### Work to complete:
For the material that follows, list every line containing the word "awarding".

╭─ Listed records

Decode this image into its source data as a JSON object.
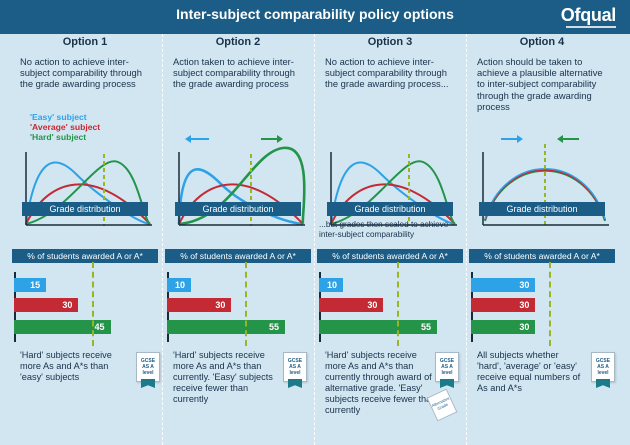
{
  "title": "Inter-subject comparability policy options",
  "logo": "Ofqual",
  "colors": {
    "easy": "#2ea2e6",
    "average": "#c42a33",
    "hard": "#239448",
    "threshold": "#9ab51f",
    "header": "#1b5d86"
  },
  "legend": {
    "easy": "'Easy' subject",
    "average": "'Average' subject",
    "hard": "'Hard' subject"
  },
  "options": [
    {
      "title": "Option 1",
      "desc": "No action to achieve inter-subject comparability through the grade awarding process",
      "dist_label": "Grade distribution",
      "pct_label": "% of students awarded A or A*",
      "bars": {
        "easy": 15,
        "average": 30,
        "hard": 45
      },
      "note": "'Hard' subjects receive more As and A*s than 'easy' subjects",
      "cert": "GCSE AS A level"
    },
    {
      "title": "Option 2",
      "desc": "Action taken to achieve inter-subject comparability through the grade awarding process",
      "dist_label": "Grade distribution",
      "pct_label": "% of students awarded A or A*",
      "bars": {
        "easy": 10,
        "average": 30,
        "hard": 55
      },
      "note": "'Hard' subjects receive more As and A*s than currently. 'Easy' subjects receive fewer than currently",
      "cert": "GCSE AS A level"
    },
    {
      "title": "Option 3",
      "desc": "No action to achieve inter-subject comparability through the grade awarding process...",
      "dist_label": "Grade distribution",
      "scaled_note": "...but grades then scaled to achieve inter-subject comparability",
      "pct_label": "% of students awarded A or A*",
      "bars": {
        "easy": 10,
        "average": 30,
        "hard": 55
      },
      "note": "'Hard' subjects receive more As and A*s than currently through award of alternative grade. 'Easy' subjects receive fewer than currently",
      "cert": "GCSE AS A level",
      "cert2": "Alternative Grade"
    },
    {
      "title": "Option 4",
      "desc": "Action should be taken to achieve a plausible alternative to inter-subject comparability through the grade awarding process",
      "dist_label": "Grade distribution",
      "pct_label": "% of students awarded A or A*",
      "bars": {
        "easy": 30,
        "average": 30,
        "hard": 30
      },
      "note": "All subjects whether 'hard', 'average' or 'easy' receive equal numbers of As and A*s",
      "cert": "GCSE AS A level"
    }
  ]
}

╰─

### Solution for this problem:
      "desc": "No action to achieve inter-subject comparability through the grade awarding process",
      "desc": "Action taken to achieve inter-subject comparability through the grade awarding process",
      "desc": "No action to achieve inter-subject comparability through the grade awarding process...",
      "desc": "Action should be taken to achieve a plausible alternative to inter-subject comparability through the grade awarding process",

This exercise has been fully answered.